The input:
——————————

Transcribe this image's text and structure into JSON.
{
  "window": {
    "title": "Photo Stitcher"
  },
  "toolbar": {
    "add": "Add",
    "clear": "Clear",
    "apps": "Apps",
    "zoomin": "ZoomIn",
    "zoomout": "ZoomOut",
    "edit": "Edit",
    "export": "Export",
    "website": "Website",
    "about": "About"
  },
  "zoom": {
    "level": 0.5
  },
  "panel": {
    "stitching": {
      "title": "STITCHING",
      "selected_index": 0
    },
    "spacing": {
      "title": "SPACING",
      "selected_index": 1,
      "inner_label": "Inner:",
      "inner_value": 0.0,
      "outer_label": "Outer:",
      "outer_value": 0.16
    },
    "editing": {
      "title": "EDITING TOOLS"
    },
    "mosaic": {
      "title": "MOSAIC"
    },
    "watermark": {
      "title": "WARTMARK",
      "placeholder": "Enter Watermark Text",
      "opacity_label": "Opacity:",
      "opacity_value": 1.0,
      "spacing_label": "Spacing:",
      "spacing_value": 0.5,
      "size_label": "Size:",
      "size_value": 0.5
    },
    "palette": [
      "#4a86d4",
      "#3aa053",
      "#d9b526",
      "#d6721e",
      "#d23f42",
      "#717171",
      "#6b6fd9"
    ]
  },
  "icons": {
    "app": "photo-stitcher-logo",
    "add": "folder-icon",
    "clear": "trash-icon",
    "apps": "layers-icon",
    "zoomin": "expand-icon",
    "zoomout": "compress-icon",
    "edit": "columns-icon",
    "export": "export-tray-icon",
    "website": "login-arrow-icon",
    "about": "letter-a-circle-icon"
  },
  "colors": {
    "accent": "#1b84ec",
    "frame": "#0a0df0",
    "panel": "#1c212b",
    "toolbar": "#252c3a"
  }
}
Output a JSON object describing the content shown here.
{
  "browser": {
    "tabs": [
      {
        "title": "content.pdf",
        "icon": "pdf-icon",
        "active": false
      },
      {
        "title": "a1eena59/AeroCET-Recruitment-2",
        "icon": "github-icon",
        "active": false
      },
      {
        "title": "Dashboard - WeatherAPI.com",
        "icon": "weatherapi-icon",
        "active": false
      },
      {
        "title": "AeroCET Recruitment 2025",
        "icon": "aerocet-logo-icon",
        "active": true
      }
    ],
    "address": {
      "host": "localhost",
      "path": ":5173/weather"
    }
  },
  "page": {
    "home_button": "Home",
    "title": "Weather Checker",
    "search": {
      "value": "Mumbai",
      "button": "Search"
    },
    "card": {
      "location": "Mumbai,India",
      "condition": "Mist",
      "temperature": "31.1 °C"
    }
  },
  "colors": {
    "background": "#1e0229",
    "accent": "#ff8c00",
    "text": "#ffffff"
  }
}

——————————

Problem: Write the entire listing out again, word for word.

Result for this exercise:
Transcribe this image's text and structure into JSON.
{
  "window": {
    "title": "Photo Stitcher"
  },
  "toolbar": {
    "add": "Add",
    "clear": "Clear",
    "apps": "Apps",
    "zoomin": "ZoomIn",
    "zoomout": "ZoomOut",
    "edit": "Edit",
    "export": "Export",
    "website": "Website",
    "about": "About"
  },
  "zoom": {
    "level": 0.5
  },
  "panel": {
    "stitching": {
      "title": "STITCHING",
      "selected_index": 0
    },
    "spacing": {
      "title": "SPACING",
      "selected_index": 1,
      "inner_label": "Inner:",
      "inner_value": 0.0,
      "outer_label": "Outer:",
      "outer_value": 0.16
    },
    "editing": {
      "title": "EDITING TOOLS"
    },
    "mosaic": {
      "title": "MOSAIC"
    },
    "watermark": {
      "title": "WARTMARK",
      "placeholder": "Enter Watermark Text",
      "opacity_label": "Opacity:",
      "opacity_value": 1.0,
      "spacing_label": "Spacing:",
      "spacing_value": 0.5,
      "size_label": "Size:",
      "size_value": 0.5
    },
    "palette": [
      "#4a86d4",
      "#3aa053",
      "#d9b526",
      "#d6721e",
      "#d23f42",
      "#717171",
      "#6b6fd9"
    ]
  },
  "icons": {
    "app": "photo-stitcher-logo",
    "add": "folder-icon",
    "clear": "trash-icon",
    "apps": "layers-icon",
    "zoomin": "expand-icon",
    "zoomout": "compress-icon",
    "edit": "columns-icon",
    "export": "export-tray-icon",
    "website": "login-arrow-icon",
    "about": "letter-a-circle-icon"
  },
  "colors": {
    "accent": "#1b84ec",
    "frame": "#0a0df0",
    "panel": "#1c212b",
    "toolbar": "#252c3a"
  }
}
Output a JSON object describing the content shown here.
{
  "browser": {
    "tabs": [
      {
        "title": "content.pdf",
        "icon": "pdf-icon",
        "active": false
      },
      {
        "title": "a1eena59/AeroCET-Recruitment-2",
        "icon": "github-icon",
        "active": false
      },
      {
        "title": "Dashboard - WeatherAPI.com",
        "icon": "weatherapi-icon",
        "active": false
      },
      {
        "title": "AeroCET Recruitment 2025",
        "icon": "aerocet-logo-icon",
        "active": true
      }
    ],
    "address": {
      "host": "localhost",
      "path": ":5173/weather"
    }
  },
  "page": {
    "home_button": "Home",
    "title": "Weather Checker",
    "search": {
      "value": "Mumbai",
      "button": "Search"
    },
    "card": {
      "location": "Mumbai,India",
      "condition": "Mist",
      "temperature": "31.1 °C"
    }
  },
  "colors": {
    "background": "#1e0229",
    "accent": "#ff8c00",
    "text": "#ffffff"
  }
}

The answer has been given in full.